» What you need to do:
Which lines in the records below contain the word "document"? Copy each one out.

================================

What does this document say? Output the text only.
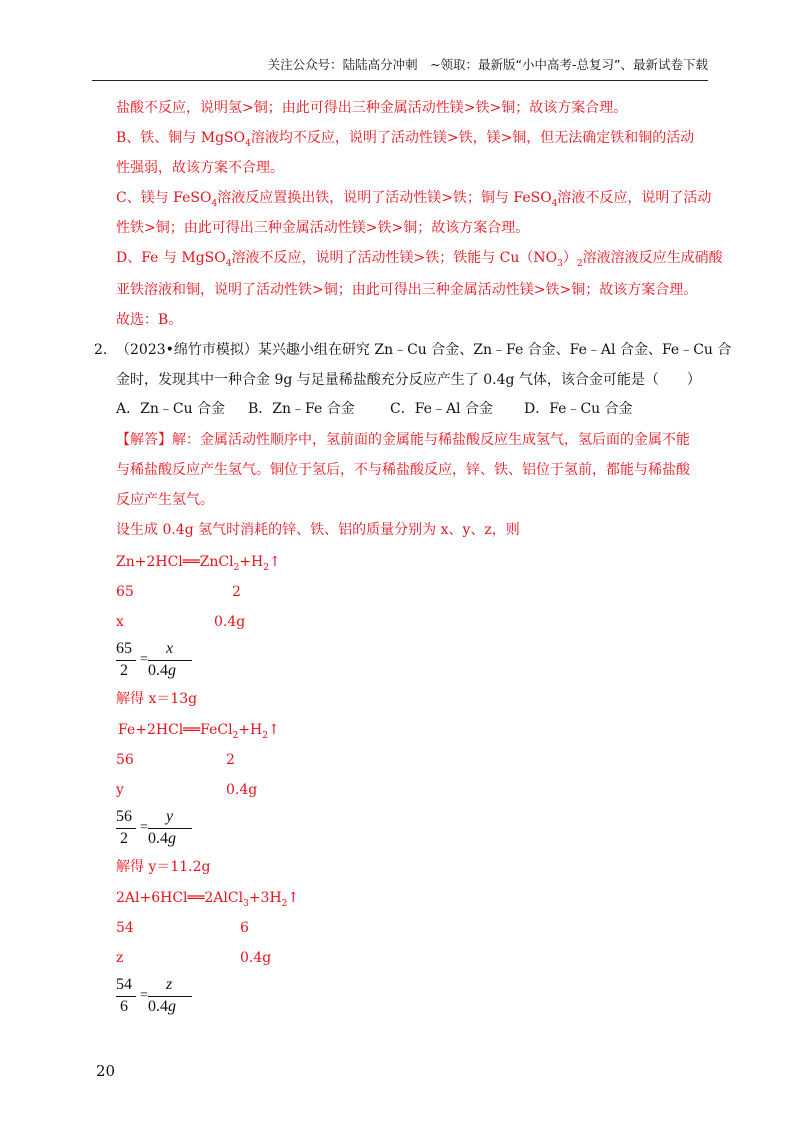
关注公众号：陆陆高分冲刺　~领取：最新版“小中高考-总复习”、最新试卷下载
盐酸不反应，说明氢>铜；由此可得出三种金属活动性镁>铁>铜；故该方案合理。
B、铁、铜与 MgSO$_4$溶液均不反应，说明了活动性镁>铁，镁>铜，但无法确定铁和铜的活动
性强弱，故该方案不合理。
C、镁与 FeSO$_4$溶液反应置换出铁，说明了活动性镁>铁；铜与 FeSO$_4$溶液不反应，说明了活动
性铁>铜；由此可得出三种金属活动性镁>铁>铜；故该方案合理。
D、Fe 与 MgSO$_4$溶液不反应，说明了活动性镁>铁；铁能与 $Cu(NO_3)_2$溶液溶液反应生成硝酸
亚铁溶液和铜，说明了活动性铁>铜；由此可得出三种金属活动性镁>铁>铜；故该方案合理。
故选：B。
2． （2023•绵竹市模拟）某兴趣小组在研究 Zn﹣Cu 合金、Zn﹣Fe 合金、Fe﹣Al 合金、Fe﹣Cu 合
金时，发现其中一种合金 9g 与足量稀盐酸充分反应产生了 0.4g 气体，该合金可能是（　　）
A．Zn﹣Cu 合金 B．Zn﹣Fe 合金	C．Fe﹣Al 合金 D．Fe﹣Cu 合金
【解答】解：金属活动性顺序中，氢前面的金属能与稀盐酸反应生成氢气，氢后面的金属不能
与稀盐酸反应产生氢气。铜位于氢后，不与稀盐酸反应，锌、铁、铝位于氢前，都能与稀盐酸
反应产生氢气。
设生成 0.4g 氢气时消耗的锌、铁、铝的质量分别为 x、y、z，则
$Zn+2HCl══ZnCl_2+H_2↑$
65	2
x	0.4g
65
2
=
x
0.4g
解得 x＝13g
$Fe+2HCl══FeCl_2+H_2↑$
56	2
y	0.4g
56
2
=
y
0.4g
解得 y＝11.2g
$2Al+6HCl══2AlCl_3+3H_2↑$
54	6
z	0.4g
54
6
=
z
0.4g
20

================================

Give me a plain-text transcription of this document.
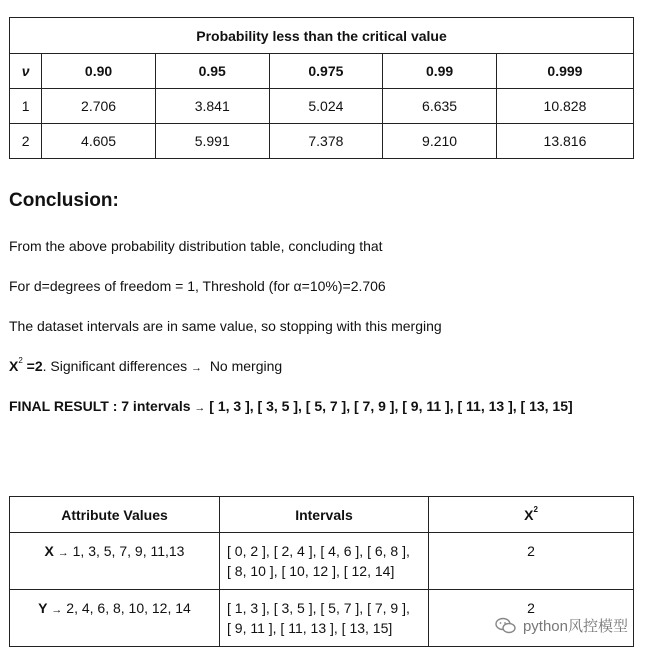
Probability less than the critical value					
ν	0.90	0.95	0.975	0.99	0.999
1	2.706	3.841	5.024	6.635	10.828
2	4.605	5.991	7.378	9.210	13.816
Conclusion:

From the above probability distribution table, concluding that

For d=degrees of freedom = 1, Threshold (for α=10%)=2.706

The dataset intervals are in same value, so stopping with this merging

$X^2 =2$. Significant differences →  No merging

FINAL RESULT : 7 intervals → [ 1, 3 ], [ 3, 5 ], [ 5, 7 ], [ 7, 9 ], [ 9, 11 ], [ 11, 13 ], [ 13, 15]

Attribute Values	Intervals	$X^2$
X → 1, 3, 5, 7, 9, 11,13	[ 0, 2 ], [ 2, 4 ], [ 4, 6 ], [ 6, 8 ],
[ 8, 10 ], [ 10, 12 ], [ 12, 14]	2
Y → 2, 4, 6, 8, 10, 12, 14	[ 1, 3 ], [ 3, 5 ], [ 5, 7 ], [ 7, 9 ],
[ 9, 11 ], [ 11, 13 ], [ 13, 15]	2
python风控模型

================================

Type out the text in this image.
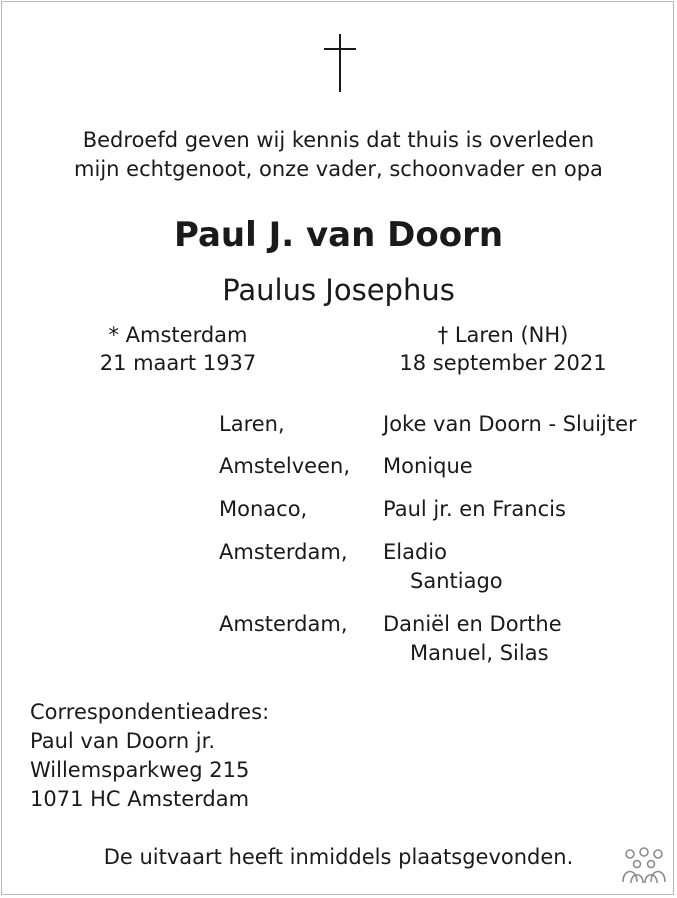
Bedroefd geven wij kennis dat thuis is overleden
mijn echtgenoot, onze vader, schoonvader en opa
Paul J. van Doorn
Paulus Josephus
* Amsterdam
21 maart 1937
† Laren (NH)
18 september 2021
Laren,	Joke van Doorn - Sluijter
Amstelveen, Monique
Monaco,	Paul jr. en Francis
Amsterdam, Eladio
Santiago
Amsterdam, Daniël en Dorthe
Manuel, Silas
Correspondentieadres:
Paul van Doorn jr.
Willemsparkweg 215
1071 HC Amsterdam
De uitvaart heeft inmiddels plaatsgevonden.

================================

» Solution to the problem:
What does this document say? Output the text only.
Give me a plain-text transcription of this document.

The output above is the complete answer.